------ Working data

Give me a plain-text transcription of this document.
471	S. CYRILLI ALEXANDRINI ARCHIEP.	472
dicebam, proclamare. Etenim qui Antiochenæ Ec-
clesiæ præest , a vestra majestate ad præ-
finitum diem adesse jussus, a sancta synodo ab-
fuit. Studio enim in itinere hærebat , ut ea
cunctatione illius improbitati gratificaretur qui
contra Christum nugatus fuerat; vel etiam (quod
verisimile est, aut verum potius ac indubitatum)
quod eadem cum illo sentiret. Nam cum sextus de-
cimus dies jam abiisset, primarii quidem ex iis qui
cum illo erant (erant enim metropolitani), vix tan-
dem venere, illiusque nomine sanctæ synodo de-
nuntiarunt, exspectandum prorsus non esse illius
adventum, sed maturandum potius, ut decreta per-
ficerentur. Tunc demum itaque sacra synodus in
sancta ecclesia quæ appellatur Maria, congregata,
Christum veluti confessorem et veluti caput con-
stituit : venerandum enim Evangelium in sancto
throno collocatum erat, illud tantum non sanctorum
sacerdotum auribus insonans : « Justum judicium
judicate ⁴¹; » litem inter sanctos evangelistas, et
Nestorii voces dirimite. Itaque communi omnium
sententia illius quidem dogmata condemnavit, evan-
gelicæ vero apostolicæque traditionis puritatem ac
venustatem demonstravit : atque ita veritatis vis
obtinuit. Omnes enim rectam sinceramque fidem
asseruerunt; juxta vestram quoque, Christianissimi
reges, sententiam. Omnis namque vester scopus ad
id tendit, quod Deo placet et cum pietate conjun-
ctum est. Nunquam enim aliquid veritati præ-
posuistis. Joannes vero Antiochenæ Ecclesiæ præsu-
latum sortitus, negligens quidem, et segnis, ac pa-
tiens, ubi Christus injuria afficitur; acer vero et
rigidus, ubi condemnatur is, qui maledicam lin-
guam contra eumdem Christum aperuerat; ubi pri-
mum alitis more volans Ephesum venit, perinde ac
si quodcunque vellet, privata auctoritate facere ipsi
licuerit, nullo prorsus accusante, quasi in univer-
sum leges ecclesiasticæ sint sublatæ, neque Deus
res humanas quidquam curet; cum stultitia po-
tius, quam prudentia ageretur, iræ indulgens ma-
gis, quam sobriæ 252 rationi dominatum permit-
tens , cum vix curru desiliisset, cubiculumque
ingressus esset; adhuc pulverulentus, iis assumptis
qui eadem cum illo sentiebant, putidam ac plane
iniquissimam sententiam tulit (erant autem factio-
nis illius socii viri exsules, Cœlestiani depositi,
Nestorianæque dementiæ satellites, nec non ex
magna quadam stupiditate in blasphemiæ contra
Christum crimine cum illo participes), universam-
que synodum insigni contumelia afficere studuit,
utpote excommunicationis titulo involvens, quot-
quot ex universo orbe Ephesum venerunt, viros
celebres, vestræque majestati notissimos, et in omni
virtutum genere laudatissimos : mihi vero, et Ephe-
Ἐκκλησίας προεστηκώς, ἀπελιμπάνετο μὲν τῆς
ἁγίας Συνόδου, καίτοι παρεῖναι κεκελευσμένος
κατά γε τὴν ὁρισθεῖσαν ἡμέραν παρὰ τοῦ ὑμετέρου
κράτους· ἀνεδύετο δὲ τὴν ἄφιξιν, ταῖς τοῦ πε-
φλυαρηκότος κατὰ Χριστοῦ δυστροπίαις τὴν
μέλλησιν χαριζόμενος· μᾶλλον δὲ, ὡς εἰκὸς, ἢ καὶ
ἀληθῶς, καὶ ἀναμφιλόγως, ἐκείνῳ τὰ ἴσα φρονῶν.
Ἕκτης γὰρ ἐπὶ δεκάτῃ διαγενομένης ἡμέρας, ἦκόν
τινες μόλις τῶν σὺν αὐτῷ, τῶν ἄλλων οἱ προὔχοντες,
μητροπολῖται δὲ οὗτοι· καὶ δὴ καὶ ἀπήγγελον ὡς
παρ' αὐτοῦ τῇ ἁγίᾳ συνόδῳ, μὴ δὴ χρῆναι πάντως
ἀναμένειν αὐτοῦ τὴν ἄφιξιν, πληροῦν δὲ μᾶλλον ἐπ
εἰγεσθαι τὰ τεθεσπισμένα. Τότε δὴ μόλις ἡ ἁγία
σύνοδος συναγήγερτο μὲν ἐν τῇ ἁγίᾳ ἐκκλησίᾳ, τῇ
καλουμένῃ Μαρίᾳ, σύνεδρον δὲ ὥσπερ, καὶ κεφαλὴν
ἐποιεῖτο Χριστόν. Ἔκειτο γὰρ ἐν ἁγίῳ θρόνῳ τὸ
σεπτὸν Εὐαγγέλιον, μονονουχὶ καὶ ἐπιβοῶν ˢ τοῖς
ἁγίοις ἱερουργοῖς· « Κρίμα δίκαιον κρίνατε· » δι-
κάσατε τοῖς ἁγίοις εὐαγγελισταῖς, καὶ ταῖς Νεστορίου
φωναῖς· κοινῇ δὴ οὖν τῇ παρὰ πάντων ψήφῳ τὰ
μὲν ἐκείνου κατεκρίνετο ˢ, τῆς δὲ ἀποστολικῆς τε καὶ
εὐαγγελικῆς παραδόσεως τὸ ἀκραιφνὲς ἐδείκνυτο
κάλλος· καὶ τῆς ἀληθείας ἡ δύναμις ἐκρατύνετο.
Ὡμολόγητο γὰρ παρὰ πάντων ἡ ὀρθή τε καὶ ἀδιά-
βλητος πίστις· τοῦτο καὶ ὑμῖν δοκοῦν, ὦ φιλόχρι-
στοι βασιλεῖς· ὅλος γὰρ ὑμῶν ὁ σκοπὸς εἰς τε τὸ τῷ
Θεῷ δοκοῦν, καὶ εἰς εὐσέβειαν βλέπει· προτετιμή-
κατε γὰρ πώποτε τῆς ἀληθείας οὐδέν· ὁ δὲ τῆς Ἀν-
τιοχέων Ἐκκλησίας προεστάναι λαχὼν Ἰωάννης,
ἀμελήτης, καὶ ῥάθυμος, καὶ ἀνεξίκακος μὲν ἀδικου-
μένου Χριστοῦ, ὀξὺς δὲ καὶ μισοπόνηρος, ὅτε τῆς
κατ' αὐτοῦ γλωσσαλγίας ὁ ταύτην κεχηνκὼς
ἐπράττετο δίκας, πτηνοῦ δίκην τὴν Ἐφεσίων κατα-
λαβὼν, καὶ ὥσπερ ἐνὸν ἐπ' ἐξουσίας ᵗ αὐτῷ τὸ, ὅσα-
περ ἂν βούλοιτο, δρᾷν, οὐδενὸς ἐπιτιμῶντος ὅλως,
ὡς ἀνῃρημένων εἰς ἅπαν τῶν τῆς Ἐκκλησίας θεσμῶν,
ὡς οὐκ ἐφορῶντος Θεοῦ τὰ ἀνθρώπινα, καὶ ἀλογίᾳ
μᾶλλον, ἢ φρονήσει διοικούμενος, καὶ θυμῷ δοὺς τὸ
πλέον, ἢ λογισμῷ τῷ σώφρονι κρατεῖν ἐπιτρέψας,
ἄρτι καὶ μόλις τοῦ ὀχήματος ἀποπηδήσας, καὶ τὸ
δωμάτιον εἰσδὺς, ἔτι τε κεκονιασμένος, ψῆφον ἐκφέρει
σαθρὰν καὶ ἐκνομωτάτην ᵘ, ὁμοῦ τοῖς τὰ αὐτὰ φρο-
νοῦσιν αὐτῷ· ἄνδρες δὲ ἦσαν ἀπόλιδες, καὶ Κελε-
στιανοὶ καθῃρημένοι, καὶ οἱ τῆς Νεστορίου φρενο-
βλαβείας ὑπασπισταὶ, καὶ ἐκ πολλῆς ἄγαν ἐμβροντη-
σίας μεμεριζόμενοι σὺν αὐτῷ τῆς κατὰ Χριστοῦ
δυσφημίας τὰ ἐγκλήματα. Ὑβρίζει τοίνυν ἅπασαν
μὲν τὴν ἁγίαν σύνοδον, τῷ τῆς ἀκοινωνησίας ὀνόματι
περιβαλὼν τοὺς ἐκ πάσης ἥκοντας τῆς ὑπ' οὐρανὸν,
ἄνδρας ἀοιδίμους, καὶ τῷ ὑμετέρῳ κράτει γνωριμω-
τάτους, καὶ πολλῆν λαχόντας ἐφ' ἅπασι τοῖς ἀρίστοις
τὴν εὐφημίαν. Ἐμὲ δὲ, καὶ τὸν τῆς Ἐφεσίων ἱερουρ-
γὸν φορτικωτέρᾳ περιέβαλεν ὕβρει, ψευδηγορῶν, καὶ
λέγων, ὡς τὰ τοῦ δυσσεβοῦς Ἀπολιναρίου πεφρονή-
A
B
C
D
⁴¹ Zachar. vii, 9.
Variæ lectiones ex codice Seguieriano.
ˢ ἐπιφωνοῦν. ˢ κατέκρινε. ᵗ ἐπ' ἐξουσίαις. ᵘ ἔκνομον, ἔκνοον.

------------

Copy all lines above containing the string "μόλις".

τινες μόλις τῶν σὺν αὐτῷ, τῶν ἄλλων οἱ προὔχοντες,
εἰγεσθαι τὰ τεθεσπισμένα. Τότε δὴ μόλις ἡ ἁγία
ἄρτι καὶ μόλις τοῦ ὀχήματος ἀποπηδήσας, καὶ τὸ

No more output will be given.